● Written exercise 1: In the court opinion excerpt, who must perform all appraisals done on Pennsylvania real estate?

● Excerpted passage:
########################################

Congress' expressed purpose in drafting FIRREA's appraisal requirements was to protect the integrity and stability of federal financial institutions. 1989 U.S.C.C.A.N. 86. REACA's purpose is to protect the accuracy of appraisal results, the state business environment, the stability of the local real estate market and the integrity of the real estate appraisal process. (Def. Resp. at 41-42).
Average taken from closing cost information gathered from 103 lenders and brokers from 10 states and based on the purchase of a $125,000 home for the year 2001. This average amount does not include pre-paid items such as taxes, insurance, and prorated mortgage amount. Michael D. Larson, Closing costs compared, Bankrate.com, at http://www.bankrate.com/brm/news/mtg/2001 062 1b.asp.
For all these reasons, the court finds that the Plaintiffs have failed to make a showing that REACA significantly impairs the lending powers of national banks.
C. REACA does not violate the Commerce Clause
The Plaintiffs argue that REACA violates the Commerce Clause because it imposes excessive burdens on interstate commerce that outweigh its local benefits. The Commerce Clause, U.S. Const. art. I, § 8, cl. 3, serves as the basis in law for Congress' power to regulate trade between the states. The Courts have long held that Congress may pass laws regulating interstate economic activity, and conversely, that states may not pass protectionist measures that have a discriminatory effect on out-of-state businesses. West Lynn Creamery v. Healy, 512 U.S. 186, 193 (1994) (quoting New Energy Co. of Ind. v. Limbach, 486 U.S. 269, 273-274 (1988))("This `negative' aspect of the Commerce Clause prohibits economic protectionism — that is, regulatory measures designed to benefit in-state economic interests by burdening out-of-state competitors. . . . Thus, state statutes that clearly discriminate against interstate commerce are routinely struck down . . . unless the discrimination is demonstrably justified by a valid factor unrelated to economic protectionism. . . .").
1. REACA does not discriminate against interstate commerce
In the present case, Plaintiffs' argument fails primarily because REACA is not a measure designed to burden out-of-state competitors to promote in-state economic interests. REACA applies equally to all persons wishing to perform real estate appraisals, without regard to residency or citizenship. 63 P.S. § 457.3. Nor does it require any additional burden for out-ofstate entities seeking to obtain appraisals. Id. All appraisals done on Pennsylvania real estate must be done by a certified real estate appraiser. Id. In addition, the two factors cited as causing the unreasonable burden are that the fees charged by certified appraisers are more than those charged by people doing nonconforming valuations, and the time it takes for a certified appraiser to complete an appraisal is longer than it would take to generate a nonconforming valuation. Neither of these things are actually controlled by REACA. REACA simply requires that all appraisals of real property within the Commonwealth be done by persons who have met certification requirements.

########################################

● Dataset excerpts:
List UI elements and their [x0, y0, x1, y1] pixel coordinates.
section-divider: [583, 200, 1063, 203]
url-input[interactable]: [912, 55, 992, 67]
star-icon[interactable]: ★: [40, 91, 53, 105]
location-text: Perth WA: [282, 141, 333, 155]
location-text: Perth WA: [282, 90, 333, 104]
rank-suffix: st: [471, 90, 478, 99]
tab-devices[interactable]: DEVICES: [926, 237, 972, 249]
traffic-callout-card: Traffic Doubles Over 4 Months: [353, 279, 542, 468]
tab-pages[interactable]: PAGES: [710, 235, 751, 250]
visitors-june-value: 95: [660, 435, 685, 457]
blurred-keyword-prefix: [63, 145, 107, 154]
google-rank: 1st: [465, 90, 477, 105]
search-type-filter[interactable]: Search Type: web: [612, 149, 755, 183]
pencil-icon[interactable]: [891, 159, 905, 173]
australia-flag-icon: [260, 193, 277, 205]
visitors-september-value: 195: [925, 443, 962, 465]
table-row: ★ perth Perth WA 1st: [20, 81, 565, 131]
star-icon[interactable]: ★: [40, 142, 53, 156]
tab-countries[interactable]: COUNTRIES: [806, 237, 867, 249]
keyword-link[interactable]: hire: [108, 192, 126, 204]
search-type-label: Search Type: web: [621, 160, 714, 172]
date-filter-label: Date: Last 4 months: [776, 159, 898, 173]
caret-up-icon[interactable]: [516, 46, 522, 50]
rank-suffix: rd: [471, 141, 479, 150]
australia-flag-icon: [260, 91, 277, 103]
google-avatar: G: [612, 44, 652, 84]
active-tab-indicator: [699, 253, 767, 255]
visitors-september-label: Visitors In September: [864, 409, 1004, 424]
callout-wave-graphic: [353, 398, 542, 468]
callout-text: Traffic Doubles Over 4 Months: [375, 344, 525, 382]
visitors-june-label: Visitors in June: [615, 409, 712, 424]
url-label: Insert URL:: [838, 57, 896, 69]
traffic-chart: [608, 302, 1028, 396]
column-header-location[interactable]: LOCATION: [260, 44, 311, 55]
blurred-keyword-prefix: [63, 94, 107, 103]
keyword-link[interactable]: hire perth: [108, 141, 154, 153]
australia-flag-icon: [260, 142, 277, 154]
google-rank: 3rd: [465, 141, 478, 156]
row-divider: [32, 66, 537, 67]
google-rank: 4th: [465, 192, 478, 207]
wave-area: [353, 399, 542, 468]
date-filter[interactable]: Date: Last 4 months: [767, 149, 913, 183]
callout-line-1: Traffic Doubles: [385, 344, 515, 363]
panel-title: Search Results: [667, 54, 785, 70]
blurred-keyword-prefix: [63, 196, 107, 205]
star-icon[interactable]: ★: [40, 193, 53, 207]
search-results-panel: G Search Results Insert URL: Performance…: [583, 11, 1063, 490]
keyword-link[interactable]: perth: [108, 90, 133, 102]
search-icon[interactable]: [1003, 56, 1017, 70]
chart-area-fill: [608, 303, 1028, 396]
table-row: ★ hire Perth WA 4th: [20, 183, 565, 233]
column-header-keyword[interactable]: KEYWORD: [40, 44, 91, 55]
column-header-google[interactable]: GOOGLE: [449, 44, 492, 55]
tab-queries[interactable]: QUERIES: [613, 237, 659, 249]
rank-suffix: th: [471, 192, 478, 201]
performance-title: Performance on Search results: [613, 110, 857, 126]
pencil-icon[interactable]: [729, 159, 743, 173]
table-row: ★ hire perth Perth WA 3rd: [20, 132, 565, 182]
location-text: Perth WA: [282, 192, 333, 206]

########################################

● Written exercise 2: Please report every line of the rows above that contains the string "prefix". Case counts.

● Task result 1: A certified real estate appraiser.

● Task result 2:
blurred-keyword-prefix: [63, 145, 107, 154]
blurred-keyword-prefix: [63, 94, 107, 103]
blurred-keyword-prefix: [63, 196, 107, 205]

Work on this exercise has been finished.